### THE REQUEST
Single out each line with the word "marker" and copy it.

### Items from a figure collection
## start

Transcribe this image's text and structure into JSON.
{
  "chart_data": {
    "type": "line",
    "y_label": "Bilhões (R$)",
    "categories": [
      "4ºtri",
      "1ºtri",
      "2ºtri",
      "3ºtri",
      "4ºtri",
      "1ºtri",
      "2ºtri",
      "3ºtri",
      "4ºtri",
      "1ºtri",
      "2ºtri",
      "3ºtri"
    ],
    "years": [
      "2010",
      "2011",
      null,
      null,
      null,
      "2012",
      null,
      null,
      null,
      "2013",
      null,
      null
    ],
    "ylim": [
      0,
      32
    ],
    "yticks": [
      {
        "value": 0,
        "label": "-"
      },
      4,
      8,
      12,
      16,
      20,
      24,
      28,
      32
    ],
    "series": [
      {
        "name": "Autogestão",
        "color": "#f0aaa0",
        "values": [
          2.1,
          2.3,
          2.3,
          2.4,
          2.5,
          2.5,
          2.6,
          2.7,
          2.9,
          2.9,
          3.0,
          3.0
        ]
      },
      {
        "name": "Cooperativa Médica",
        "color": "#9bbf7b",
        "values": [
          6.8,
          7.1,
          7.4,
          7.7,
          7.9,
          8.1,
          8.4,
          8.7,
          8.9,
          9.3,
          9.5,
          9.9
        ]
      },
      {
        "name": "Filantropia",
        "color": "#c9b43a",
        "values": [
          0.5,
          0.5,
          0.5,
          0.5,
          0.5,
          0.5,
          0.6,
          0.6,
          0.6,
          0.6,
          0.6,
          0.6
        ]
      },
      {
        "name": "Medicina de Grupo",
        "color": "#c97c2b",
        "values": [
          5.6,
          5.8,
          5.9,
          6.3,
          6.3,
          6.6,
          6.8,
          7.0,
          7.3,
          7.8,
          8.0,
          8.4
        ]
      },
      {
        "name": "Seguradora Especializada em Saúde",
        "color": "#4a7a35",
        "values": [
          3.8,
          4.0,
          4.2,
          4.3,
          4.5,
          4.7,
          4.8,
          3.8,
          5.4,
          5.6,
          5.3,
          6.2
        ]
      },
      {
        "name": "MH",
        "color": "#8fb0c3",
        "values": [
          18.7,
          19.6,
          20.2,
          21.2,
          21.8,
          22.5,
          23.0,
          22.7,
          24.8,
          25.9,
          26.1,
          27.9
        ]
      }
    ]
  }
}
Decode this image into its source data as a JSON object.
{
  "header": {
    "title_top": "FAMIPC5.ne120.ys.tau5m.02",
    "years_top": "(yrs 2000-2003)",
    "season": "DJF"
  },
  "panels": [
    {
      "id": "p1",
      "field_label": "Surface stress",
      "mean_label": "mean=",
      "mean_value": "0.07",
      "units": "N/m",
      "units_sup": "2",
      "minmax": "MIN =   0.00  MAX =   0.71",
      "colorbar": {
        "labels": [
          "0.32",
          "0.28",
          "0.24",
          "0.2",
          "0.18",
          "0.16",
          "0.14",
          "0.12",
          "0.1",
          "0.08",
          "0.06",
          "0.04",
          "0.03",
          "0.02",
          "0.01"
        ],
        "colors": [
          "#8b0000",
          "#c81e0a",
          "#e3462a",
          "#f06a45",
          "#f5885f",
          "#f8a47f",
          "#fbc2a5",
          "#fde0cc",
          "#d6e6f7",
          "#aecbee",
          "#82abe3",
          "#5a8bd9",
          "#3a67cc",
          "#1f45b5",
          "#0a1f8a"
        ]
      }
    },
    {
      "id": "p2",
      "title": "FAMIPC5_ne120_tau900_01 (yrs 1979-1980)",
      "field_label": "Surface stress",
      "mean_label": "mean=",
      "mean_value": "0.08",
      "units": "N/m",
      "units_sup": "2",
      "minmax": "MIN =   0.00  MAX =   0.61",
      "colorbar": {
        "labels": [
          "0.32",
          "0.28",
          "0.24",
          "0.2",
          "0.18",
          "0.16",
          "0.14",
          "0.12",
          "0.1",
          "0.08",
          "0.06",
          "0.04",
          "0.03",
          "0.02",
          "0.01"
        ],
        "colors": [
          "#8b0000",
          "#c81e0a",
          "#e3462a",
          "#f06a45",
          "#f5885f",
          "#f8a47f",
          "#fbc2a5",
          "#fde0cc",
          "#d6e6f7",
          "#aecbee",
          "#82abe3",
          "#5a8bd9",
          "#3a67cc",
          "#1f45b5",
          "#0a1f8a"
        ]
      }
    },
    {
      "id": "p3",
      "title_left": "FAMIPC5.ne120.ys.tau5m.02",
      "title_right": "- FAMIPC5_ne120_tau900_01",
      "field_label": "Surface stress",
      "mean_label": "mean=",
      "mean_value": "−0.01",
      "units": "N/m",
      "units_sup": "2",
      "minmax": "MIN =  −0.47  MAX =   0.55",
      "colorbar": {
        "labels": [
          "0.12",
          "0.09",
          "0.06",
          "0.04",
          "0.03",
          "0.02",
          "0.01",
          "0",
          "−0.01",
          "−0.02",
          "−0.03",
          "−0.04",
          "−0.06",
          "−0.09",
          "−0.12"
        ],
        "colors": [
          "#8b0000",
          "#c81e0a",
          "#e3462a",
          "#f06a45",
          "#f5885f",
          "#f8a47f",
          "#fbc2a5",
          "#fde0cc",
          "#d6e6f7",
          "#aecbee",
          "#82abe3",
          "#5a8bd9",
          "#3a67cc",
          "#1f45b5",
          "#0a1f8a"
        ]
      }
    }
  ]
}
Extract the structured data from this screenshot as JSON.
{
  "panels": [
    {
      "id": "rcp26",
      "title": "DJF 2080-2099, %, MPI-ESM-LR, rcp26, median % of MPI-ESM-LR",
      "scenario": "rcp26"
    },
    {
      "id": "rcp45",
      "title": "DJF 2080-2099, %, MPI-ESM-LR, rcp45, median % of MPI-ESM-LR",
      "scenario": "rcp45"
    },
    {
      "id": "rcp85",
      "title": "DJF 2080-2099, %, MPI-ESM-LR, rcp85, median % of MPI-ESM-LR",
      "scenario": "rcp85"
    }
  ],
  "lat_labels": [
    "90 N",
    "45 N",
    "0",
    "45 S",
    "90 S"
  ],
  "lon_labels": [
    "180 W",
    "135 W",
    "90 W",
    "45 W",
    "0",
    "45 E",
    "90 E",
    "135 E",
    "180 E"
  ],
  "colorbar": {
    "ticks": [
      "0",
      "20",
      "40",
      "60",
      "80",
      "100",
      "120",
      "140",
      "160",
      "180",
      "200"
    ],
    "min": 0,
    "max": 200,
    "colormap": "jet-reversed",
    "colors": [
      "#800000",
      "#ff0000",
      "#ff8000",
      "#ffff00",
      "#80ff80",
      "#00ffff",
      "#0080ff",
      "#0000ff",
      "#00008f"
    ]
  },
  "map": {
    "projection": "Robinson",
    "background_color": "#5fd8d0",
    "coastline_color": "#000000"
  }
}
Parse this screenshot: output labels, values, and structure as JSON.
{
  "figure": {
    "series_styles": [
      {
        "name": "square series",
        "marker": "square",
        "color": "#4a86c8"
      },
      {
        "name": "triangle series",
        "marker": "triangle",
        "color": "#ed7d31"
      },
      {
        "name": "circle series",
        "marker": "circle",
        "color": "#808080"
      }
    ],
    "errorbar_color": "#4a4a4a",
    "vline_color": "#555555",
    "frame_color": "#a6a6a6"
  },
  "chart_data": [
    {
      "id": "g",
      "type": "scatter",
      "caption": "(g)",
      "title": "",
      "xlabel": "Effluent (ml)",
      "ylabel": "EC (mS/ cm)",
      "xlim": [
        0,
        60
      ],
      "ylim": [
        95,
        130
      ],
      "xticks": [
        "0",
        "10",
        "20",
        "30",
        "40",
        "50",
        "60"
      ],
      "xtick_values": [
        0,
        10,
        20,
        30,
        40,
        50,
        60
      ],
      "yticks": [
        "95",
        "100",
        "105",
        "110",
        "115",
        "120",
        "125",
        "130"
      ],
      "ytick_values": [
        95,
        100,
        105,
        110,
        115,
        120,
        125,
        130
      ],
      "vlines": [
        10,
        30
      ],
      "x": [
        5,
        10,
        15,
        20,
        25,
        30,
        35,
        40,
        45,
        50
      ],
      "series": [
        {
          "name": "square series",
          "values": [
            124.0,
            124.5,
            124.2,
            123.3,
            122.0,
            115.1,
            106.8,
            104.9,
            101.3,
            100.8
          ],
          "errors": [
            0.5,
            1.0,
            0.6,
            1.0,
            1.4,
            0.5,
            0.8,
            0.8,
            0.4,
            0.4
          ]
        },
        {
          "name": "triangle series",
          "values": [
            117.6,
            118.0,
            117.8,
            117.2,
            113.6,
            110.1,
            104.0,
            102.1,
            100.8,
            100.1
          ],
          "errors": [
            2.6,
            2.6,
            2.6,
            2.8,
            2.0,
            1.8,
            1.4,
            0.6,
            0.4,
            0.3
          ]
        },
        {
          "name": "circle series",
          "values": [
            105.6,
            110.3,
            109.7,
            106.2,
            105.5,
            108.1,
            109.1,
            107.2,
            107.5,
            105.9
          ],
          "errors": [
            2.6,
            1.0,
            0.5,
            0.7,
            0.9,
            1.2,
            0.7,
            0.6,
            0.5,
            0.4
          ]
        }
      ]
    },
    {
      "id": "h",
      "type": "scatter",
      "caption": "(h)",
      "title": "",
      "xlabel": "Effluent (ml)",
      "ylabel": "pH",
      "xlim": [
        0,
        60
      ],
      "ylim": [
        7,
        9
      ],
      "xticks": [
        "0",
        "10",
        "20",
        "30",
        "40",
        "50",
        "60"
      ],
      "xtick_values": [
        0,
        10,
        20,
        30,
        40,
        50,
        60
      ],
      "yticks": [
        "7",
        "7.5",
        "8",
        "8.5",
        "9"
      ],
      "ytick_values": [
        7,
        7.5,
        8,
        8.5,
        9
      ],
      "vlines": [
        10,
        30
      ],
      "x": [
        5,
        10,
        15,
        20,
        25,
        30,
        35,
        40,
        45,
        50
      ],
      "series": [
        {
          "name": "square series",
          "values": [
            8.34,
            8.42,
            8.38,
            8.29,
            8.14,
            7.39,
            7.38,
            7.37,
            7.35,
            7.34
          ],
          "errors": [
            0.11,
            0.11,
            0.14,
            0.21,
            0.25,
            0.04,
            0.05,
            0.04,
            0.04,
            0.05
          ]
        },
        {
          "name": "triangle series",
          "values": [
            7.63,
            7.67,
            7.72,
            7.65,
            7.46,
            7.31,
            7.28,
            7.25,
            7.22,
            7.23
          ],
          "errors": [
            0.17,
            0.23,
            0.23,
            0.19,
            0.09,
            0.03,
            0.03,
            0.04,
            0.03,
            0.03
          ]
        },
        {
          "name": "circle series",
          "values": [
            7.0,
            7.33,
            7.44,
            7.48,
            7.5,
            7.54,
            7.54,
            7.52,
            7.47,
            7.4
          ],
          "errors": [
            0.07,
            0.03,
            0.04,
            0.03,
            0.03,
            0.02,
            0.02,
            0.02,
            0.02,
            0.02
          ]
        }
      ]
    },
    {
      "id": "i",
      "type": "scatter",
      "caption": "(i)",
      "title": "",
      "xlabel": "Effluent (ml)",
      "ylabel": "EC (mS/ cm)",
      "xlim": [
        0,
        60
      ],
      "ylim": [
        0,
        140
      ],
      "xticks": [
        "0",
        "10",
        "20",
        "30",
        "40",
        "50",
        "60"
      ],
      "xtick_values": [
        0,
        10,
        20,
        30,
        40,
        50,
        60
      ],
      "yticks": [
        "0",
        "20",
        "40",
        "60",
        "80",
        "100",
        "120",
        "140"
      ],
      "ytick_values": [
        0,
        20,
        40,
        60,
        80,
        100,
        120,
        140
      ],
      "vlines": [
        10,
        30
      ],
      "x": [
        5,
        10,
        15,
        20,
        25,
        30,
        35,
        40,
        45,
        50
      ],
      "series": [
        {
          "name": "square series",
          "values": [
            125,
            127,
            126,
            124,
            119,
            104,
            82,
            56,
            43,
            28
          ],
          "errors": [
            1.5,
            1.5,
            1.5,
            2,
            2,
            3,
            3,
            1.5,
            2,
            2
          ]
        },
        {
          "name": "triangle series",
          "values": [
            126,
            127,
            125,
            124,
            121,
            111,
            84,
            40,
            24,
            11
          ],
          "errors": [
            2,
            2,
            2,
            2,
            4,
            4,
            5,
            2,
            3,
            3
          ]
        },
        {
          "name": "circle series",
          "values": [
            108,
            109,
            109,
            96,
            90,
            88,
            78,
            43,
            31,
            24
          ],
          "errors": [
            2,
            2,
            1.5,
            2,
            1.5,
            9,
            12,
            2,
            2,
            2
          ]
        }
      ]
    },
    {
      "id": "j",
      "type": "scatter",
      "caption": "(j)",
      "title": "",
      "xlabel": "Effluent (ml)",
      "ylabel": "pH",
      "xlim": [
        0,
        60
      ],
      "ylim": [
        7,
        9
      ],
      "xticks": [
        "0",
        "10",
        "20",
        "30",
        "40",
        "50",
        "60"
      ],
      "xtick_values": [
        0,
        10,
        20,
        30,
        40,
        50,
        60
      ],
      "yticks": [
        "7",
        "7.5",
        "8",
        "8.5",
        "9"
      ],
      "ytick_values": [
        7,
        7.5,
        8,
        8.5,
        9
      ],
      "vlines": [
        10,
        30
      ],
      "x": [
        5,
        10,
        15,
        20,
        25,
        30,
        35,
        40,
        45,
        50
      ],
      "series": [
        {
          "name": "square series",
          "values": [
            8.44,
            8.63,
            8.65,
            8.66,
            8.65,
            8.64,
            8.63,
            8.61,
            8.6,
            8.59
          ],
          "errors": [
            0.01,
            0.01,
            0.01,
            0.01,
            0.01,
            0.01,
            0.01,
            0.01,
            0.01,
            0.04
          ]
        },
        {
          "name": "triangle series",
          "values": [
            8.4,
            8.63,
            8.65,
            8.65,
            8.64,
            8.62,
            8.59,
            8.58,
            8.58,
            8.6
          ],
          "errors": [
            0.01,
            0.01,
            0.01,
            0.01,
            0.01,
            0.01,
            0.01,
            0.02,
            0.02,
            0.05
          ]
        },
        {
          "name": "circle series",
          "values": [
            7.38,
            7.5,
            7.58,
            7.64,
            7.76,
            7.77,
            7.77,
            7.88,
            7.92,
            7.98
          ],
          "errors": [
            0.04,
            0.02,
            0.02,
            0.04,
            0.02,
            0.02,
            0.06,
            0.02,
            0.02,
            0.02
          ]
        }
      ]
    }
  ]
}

## end

### SOLVED PROBLEM
        "marker": "square",
        "marker": "triangle",
        "marker": "circle",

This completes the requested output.